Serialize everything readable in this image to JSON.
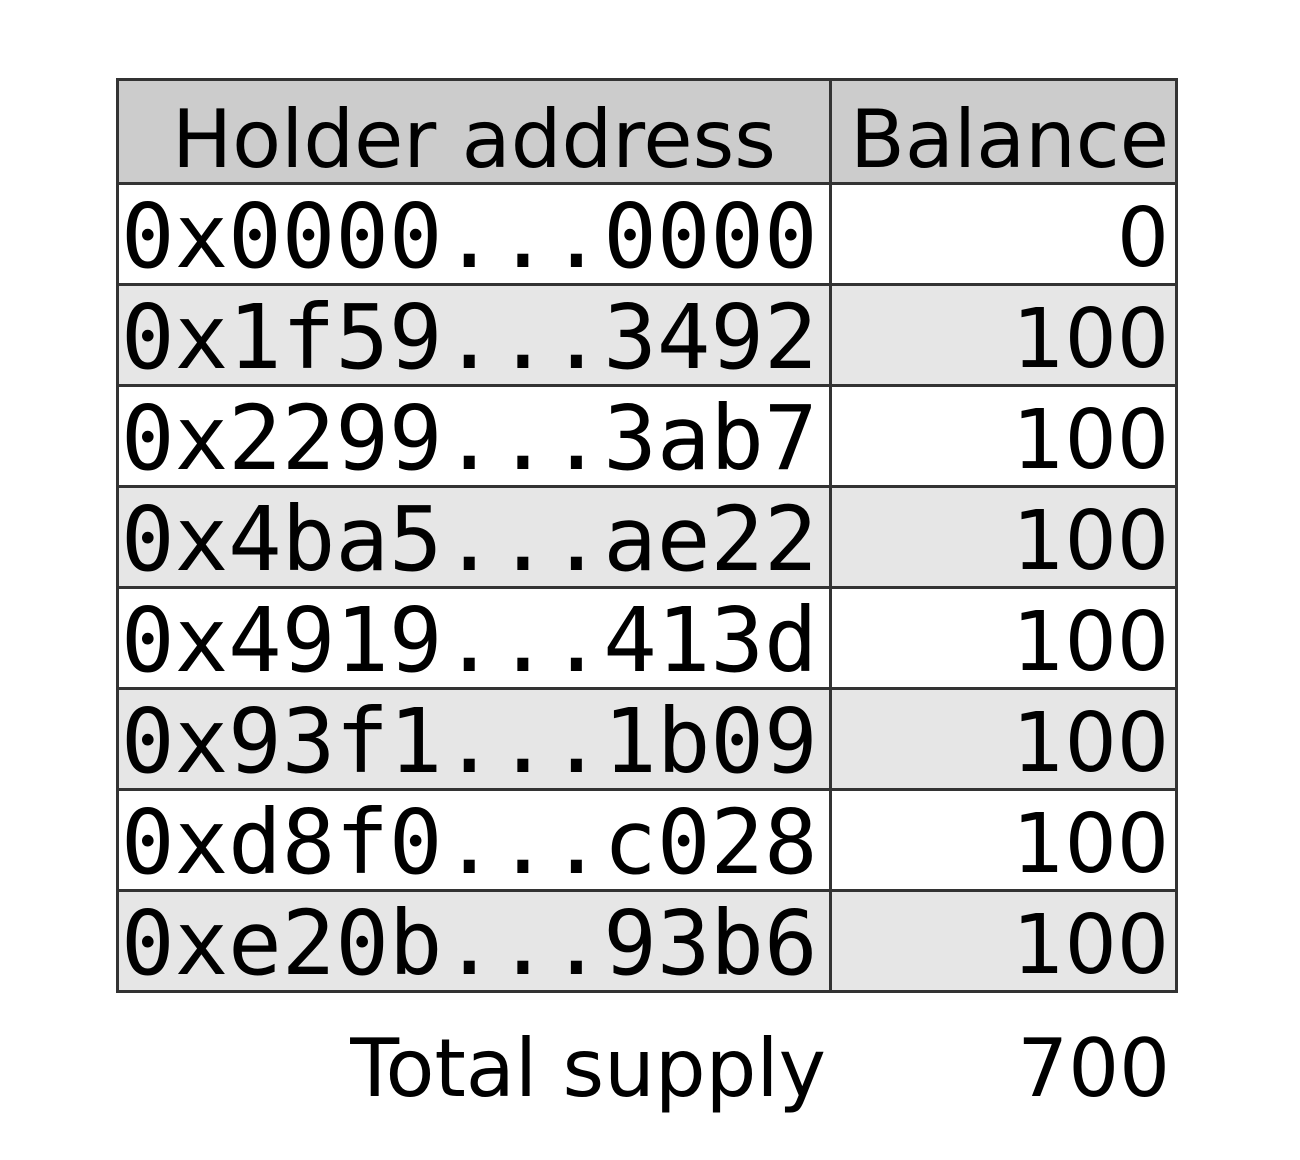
{
  "table": {
    "headers": [
      "Holder address",
      "Balance"
    ],
    "rows": [
      {
        "address": "0x0000...0000",
        "balance": "0"
      },
      {
        "address": "0x1f59...3492",
        "balance": "100"
      },
      {
        "address": "0x2299...3ab7",
        "balance": "100"
      },
      {
        "address": "0x4ba5...ae22",
        "balance": "100"
      },
      {
        "address": "0x4919...413d",
        "balance": "100"
      },
      {
        "address": "0x93f1...1b09",
        "balance": "100"
      },
      {
        "address": "0xd8f0...c028",
        "balance": "100"
      },
      {
        "address": "0xe20b...93b6",
        "balance": "100"
      }
    ],
    "header_bg": "#cccccc",
    "alt_row_bg": "#e6e6e6"
  },
  "total": {
    "label": "Total supply",
    "value": "700"
  }
}
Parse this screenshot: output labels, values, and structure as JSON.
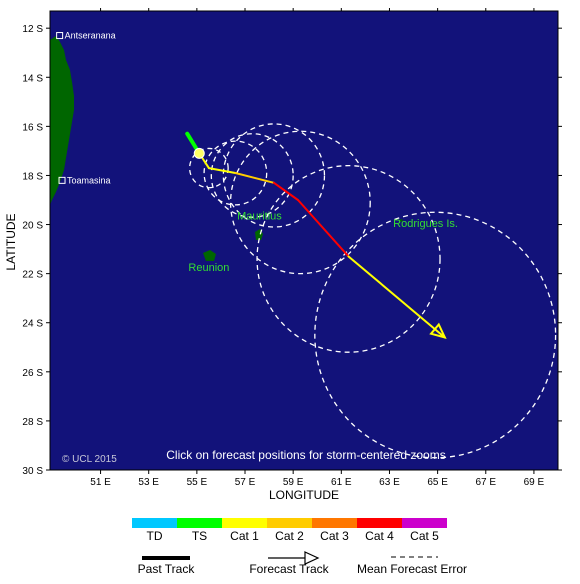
{
  "axes": {
    "x_title": "LONGITUDE",
    "y_title": "LATITUDE",
    "x_ticks": [
      {
        "value": 51,
        "label": "51 E"
      },
      {
        "value": 53,
        "label": "53 E"
      },
      {
        "value": 55,
        "label": "55 E"
      },
      {
        "value": 57,
        "label": "57 E"
      },
      {
        "value": 59,
        "label": "59 E"
      },
      {
        "value": 61,
        "label": "61 E"
      },
      {
        "value": 63,
        "label": "63 E"
      },
      {
        "value": 65,
        "label": "65 E"
      },
      {
        "value": 67,
        "label": "67 E"
      },
      {
        "value": 69,
        "label": "69 E"
      }
    ],
    "y_ticks": [
      {
        "value": -12,
        "label": "12 S"
      },
      {
        "value": -14,
        "label": "14 S"
      },
      {
        "value": -16,
        "label": "16 S"
      },
      {
        "value": -18,
        "label": "18 S"
      },
      {
        "value": -20,
        "label": "20 S"
      },
      {
        "value": -22,
        "label": "22 S"
      },
      {
        "value": -24,
        "label": "24 S"
      },
      {
        "value": -26,
        "label": "26 S"
      },
      {
        "value": -28,
        "label": "28 S"
      },
      {
        "value": -30,
        "label": "30 S"
      }
    ],
    "lon_range": [
      48.9,
      70.0
    ],
    "lat_range": [
      -30.0,
      -11.3
    ]
  },
  "places": [
    {
      "name": "Antseranana",
      "lon": 49.3,
      "lat": -12.3
    },
    {
      "name": "Toamasina",
      "lon": 49.4,
      "lat": -18.2
    }
  ],
  "islands": [
    {
      "name": "Mauritius",
      "lon": 57.6,
      "lat": -20.3,
      "label_lon": 57.6,
      "label_lat": -19.8
    },
    {
      "name": "Reunion",
      "lon": 55.5,
      "lat": -21.1,
      "label_lon": 55.5,
      "label_lat": -21.9
    },
    {
      "name": "Rodrigues Is.",
      "lon": 63.4,
      "lat": -19.7,
      "label_lon": 64.5,
      "label_lat": -20.1
    }
  ],
  "past_track": {
    "category": "TS",
    "points": [
      [
        54.6,
        -16.3
      ],
      [
        55.1,
        -17.1
      ]
    ]
  },
  "current_position": {
    "lon": 55.1,
    "lat": -17.1
  },
  "forecast_track": {
    "points": [
      {
        "lon": 55.1,
        "lat": -17.1,
        "category": "Cat 1"
      },
      {
        "lon": 55.5,
        "lat": -17.7,
        "category": "Cat 1"
      },
      {
        "lon": 56.6,
        "lat": -17.9,
        "category": "Cat 2"
      },
      {
        "lon": 58.2,
        "lat": -18.3,
        "category": "Cat 4"
      },
      {
        "lon": 59.2,
        "lat": -19.0,
        "category": "Cat 4"
      },
      {
        "lon": 61.3,
        "lat": -21.3,
        "category": "Cat 1"
      },
      {
        "lon": 65.3,
        "lat": -24.6,
        "category": "Cat 1"
      }
    ]
  },
  "error_circles": [
    {
      "lon": 55.5,
      "lat": -17.7,
      "radius_deg": 0.8
    },
    {
      "lon": 56.6,
      "lat": -17.9,
      "radius_deg": 1.3
    },
    {
      "lon": 57.3,
      "lat": -18.0,
      "radius_deg": 1.7
    },
    {
      "lon": 58.2,
      "lat": -18.0,
      "radius_deg": 2.1
    },
    {
      "lon": 59.3,
      "lat": -19.1,
      "radius_deg": 2.9
    },
    {
      "lon": 61.3,
      "lat": -21.4,
      "radius_deg": 3.8
    },
    {
      "lon": 64.9,
      "lat": -24.5,
      "radius_deg": 5.0
    }
  ],
  "copyright": "© UCL 2015",
  "hint": "Click on forecast positions for storm-centered zooms",
  "colors": {
    "ocean": "#12127a",
    "land": "#006600",
    "TD": "#00c8ff",
    "TS": "#00ff00",
    "Cat 1": "#ffff00",
    "Cat 2": "#ffcc00",
    "Cat 3": "#ff7700",
    "Cat 4": "#ff0000",
    "Cat 5": "#cc00cc",
    "circle": "#ffffff",
    "position": "#ffff66"
  },
  "legend": {
    "scale": [
      "TD",
      "TS",
      "Cat 1",
      "Cat 2",
      "Cat 3",
      "Cat 4",
      "Cat 5"
    ],
    "past_track_label": "Past Track",
    "forecast_track_label": "Forecast Track",
    "error_label": "Mean Forecast Error"
  }
}
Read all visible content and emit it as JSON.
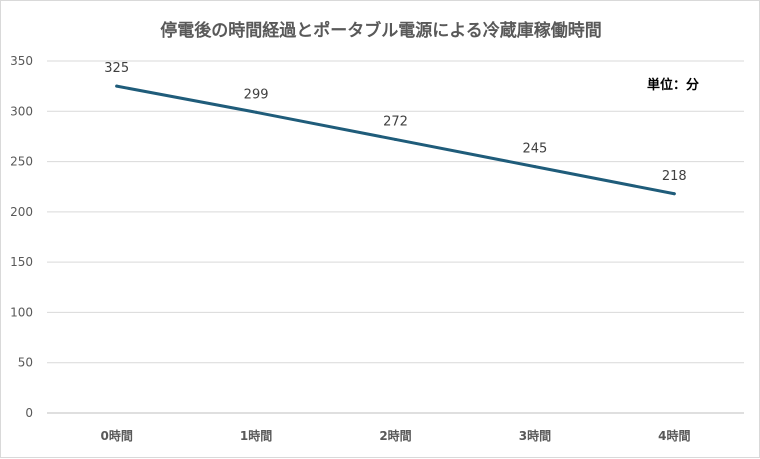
{
  "chart_data": {
    "type": "line",
    "title": "停電後の時間経過とポータブル電源による冷蔵庫稼働時間",
    "unit_note": "単位：分",
    "categories": [
      "0時間",
      "1時間",
      "2時間",
      "3時間",
      "4時間"
    ],
    "series": [
      {
        "values": [
          325,
          299,
          272,
          245,
          218
        ]
      }
    ],
    "ylim": [
      0,
      350
    ],
    "yticks": [
      0,
      50,
      100,
      150,
      200,
      250,
      300,
      350
    ],
    "grid": true,
    "data_labels": true,
    "xlabel": "",
    "ylabel": "",
    "colors": {
      "line": "#1f5c7a",
      "grid": "#d9d9d9",
      "text": "#595959"
    }
  }
}
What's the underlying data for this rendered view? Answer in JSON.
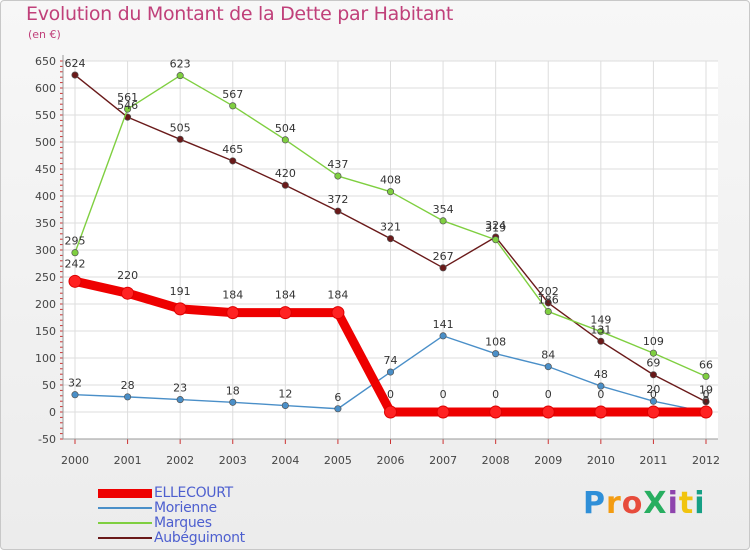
{
  "title": "Evolution du Montant de la Dette par Habitant",
  "subtitle": "(en €)",
  "brand": "ProXiti",
  "chart_data": {
    "type": "line",
    "title": "Evolution du Montant de la Dette par Habitant",
    "subtitle": "(en €)",
    "x": [
      "2000",
      "2001",
      "2002",
      "2003",
      "2004",
      "2005",
      "2006",
      "2007",
      "2008",
      "2009",
      "2010",
      "2011",
      "2012"
    ],
    "ylim": [
      -50,
      650
    ],
    "yticks": [
      -50,
      0,
      50,
      100,
      150,
      200,
      250,
      300,
      350,
      400,
      450,
      500,
      550,
      600,
      650
    ],
    "grid": true,
    "legend": "bottom-left",
    "series": [
      {
        "name": "ELLECOURT",
        "color": "#ee0000",
        "values": [
          242,
          220,
          191,
          184,
          184,
          184,
          0,
          0,
          0,
          0,
          0,
          0,
          0
        ]
      },
      {
        "name": "Morienne",
        "color": "#4a8fc8",
        "values": [
          32,
          28,
          23,
          18,
          12,
          6,
          74,
          141,
          108,
          84,
          48,
          20,
          0
        ]
      },
      {
        "name": "Marques",
        "color": "#7fcf40",
        "values": [
          295,
          561,
          623,
          567,
          504,
          437,
          408,
          354,
          319,
          186,
          149,
          109,
          66
        ]
      },
      {
        "name": "Aubéguimont",
        "color": "#6a1a1a",
        "values": [
          624,
          546,
          505,
          465,
          420,
          372,
          321,
          267,
          324,
          202,
          131,
          69,
          19
        ]
      }
    ]
  }
}
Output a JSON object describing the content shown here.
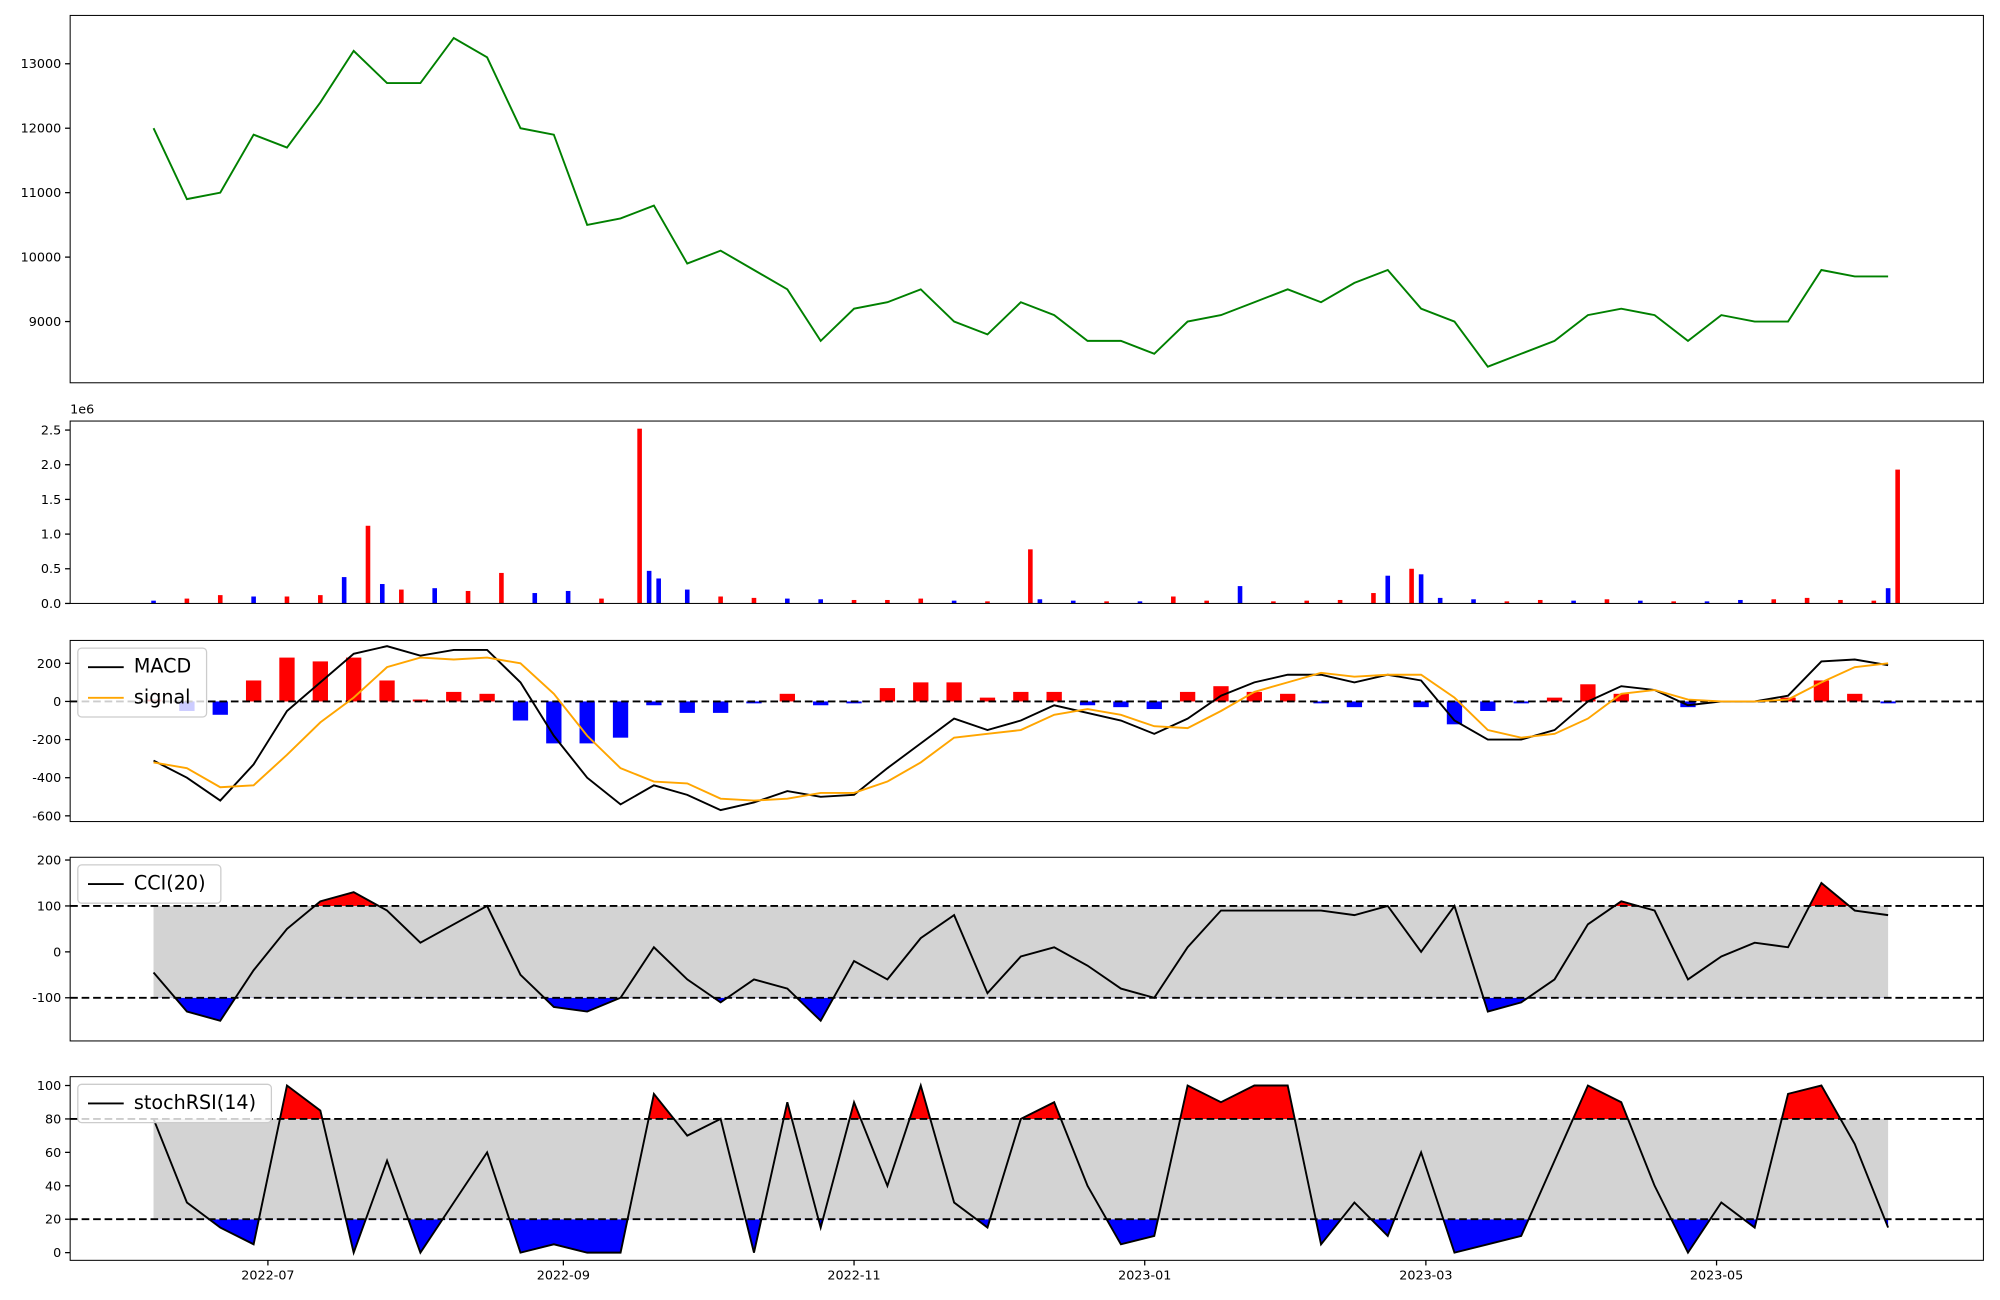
++++++
**Required task**.
Using the material above, return every line exactly as it appears, minus the pictures.

**Answer to this problem**.
Serialize everything readable in this image to JSON.
{
  "table": {
    "headers": [
      "Holder address",
      "Balance"
    ],
    "rows": [
      {
        "address": "0x0000...0000",
        "balance": "0"
      },
      {
        "address": "0x1f59...3492",
        "balance": "100"
      },
      {
        "address": "0x2299...3ab7",
        "balance": "100"
      },
      {
        "address": "0x4ba5...ae22",
        "balance": "100"
      },
      {
        "address": "0x4919...413d",
        "balance": "100"
      },
      {
        "address": "0x93f1...1b09",
        "balance": "100"
      },
      {
        "address": "0xd8f0...c028",
        "balance": "100"
      },
      {
        "address": "0xe20b...93b6",
        "balance": "100"
      }
    ],
    "header_bg": "#cccccc",
    "alt_row_bg": "#e6e6e6"
  },
  "total": {
    "label": "Total supply",
    "value": "700"
  }
}
Parse this screenshot: output labels, values, and structure as JSON.
{
  "axes": {
    "x_title": "LONGITUDE",
    "y_title": "LATITUDE",
    "x_ticks": [
      {
        "value": 51,
        "label": "51 E"
      },
      {
        "value": 53,
        "label": "53 E"
      },
      {
        "value": 55,
        "label": "55 E"
      },
      {
        "value": 57,
        "label": "57 E"
      },
      {
        "value": 59,
        "label": "59 E"
      },
      {
        "value": 61,
        "label": "61 E"
      },
      {
        "value": 63,
        "label": "63 E"
      },
      {
        "value": 65,
        "label": "65 E"
      },
      {
        "value": 67,
        "label": "67 E"
      },
      {
        "value": 69,
        "label": "69 E"
      }
    ],
    "y_ticks": [
      {
        "value": -12,
        "label": "12 S"
      },
      {
        "value": -14,
        "label": "14 S"
      },
      {
        "value": -16,
        "label": "16 S"
      },
      {
        "value": -18,
        "label": "18 S"
      },
      {
        "value": -20,
        "label": "20 S"
      },
      {
        "value": -22,
        "label": "22 S"
      },
      {
        "value": -24,
        "label": "24 S"
      },
      {
        "value": -26,
        "label": "26 S"
      },
      {
        "value": -28,
        "label": "28 S"
      },
      {
        "value": -30,
        "label": "30 S"
      }
    ],
    "lon_range": [
      48.9,
      70.0
    ],
    "lat_range": [
      -30.0,
      -11.3
    ]
  },
  "places": [
    {
      "name": "Antseranana",
      "lon": 49.3,
      "lat": -12.3
    },
    {
      "name": "Toamasina",
      "lon": 49.4,
      "lat": -18.2
    }
  ],
  "islands": [
    {
      "name": "Mauritius",
      "lon": 57.6,
      "lat": -20.3,
      "label_lon": 57.6,
      "label_lat": -19.8
    },
    {
      "name": "Reunion",
      "lon": 55.5,
      "lat": -21.1,
      "label_lon": 55.5,
      "label_lat": -21.9
    },
    {
      "name": "Rodrigues Is.",
      "lon": 63.4,
      "lat": -19.7,
      "label_lon": 64.5,
      "label_lat": -20.1
    }
  ],
  "past_track": {
    "category": "TS",
    "points": [
      [
        54.6,
        -16.3
      ],
      [
        55.1,
        -17.1
      ]
    ]
  },
  "current_position": {
    "lon": 55.1,
    "lat": -17.1
  },
  "forecast_track": {
    "points": [
      {
        "lon": 55.1,
        "lat": -17.1,
        "category": "Cat 1"
      },
      {
        "lon": 55.5,
        "lat": -17.7,
        "category": "Cat 1"
      },
      {
        "lon": 56.6,
        "lat": -17.9,
        "category": "Cat 2"
      },
      {
        "lon": 58.2,
        "lat": -18.3,
        "category": "Cat 4"
      },
      {
        "lon": 59.2,
        "lat": -19.0,
        "category": "Cat 4"
      },
      {
        "lon": 61.3,
        "lat": -21.3,
        "category": "Cat 1"
      },
      {
        "lon": 65.3,
        "lat": -24.6,
        "category": "Cat 1"
      }
    ]
  },
  "error_circles": [
    {
      "lon": 55.5,
      "lat": -17.7,
      "radius_deg": 0.8
    },
    {
      "lon": 56.6,
      "lat": -17.9,
      "radius_deg": 1.3
    },
    {
      "lon": 57.3,
      "lat": -18.0,
      "radius_deg": 1.7
    },
    {
      "lon": 58.2,
      "lat": -18.0,
      "radius_deg": 2.1
    },
    {
      "lon": 59.3,
      "lat": -19.1,
      "radius_deg": 2.9
    },
    {
      "lon": 61.3,
      "lat": -21.4,
      "radius_deg": 3.8
    },
    {
      "lon": 64.9,
      "lat": -24.5,
      "radius_deg": 5.0
    }
  ],
  "copyright": "© UCL 2015",
  "hint": "Click on forecast positions for storm-centered zooms",
  "colors": {
    "ocean": "#12127a",
    "land": "#006600",
    "TD": "#00c8ff",
    "TS": "#00ff00",
    "Cat 1": "#ffff00",
    "Cat 2": "#ffcc00",
    "Cat 3": "#ff7700",
    "Cat 4": "#ff0000",
    "Cat 5": "#cc00cc",
    "circle": "#ffffff",
    "position": "#ffff66"
  },
  "legend": {
    "scale": [
      "TD",
      "TS",
      "Cat 1",
      "Cat 2",
      "Cat 3",
      "Cat 4",
      "Cat 5"
    ],
    "past_track_label": "Past Track",
    "forecast_track_label": "Forecast Track",
    "error_label": "Mean Forecast Error"
  }
}
Read all visible content and emit it as JSON.
{
  "chart_data": {
    "type": "line",
    "title": "停電後の時間経過とポータブル電源による冷蔵庫稼働時間",
    "unit_note": "単位：分",
    "categories": [
      "0時間",
      "1時間",
      "2時間",
      "3時間",
      "4時間"
    ],
    "series": [
      {
        "values": [
          325,
          299,
          272,
          245,
          218
        ]
      }
    ],
    "ylim": [
      0,
      350
    ],
    "yticks": [
      0,
      50,
      100,
      150,
      200,
      250,
      300,
      350
    ],
    "grid": true,
    "data_labels": true,
    "xlabel": "",
    "ylabel": "",
    "colors": {
      "line": "#1f5c7a",
      "grid": "#d9d9d9",
      "text": "#595959"
    }
  }
}
What's the underlying data for this rendered view? Answer in JSON.
{
  "title": "Evolution du Montant de la Dette par Habitant",
  "subtitle": "(en €)",
  "brand": "ProXiti",
  "chart_data": {
    "type": "line",
    "title": "Evolution du Montant de la Dette par Habitant",
    "subtitle": "(en €)",
    "x": [
      "2000",
      "2001",
      "2002",
      "2003",
      "2004",
      "2005",
      "2006",
      "2007",
      "2008",
      "2009",
      "2010",
      "2011",
      "2012"
    ],
    "ylim": [
      -50,
      650
    ],
    "yticks": [
      -50,
      0,
      50,
      100,
      150,
      200,
      250,
      300,
      350,
      400,
      450,
      500,
      550,
      600,
      650
    ],
    "grid": true,
    "legend": "bottom-left",
    "series": [
      {
        "name": "ELLECOURT",
        "color": "#ee0000",
        "values": [
          242,
          220,
          191,
          184,
          184,
          184,
          0,
          0,
          0,
          0,
          0,
          0,
          0
        ]
      },
      {
        "name": "Morienne",
        "color": "#4a8fc8",
        "values": [
          32,
          28,
          23,
          18,
          12,
          6,
          74,
          141,
          108,
          84,
          48,
          20,
          0
        ]
      },
      {
        "name": "Marques",
        "color": "#7fcf40",
        "values": [
          295,
          561,
          623,
          567,
          504,
          437,
          408,
          354,
          319,
          186,
          149,
          109,
          66
        ]
      },
      {
        "name": "Aubéguimont",
        "color": "#6a1a1a",
        "values": [
          624,
          546,
          505,
          465,
          420,
          372,
          321,
          267,
          324,
          202,
          131,
          69,
          19
        ]
      }
    ]
  }
}
Output a JSON object describing the content shown here.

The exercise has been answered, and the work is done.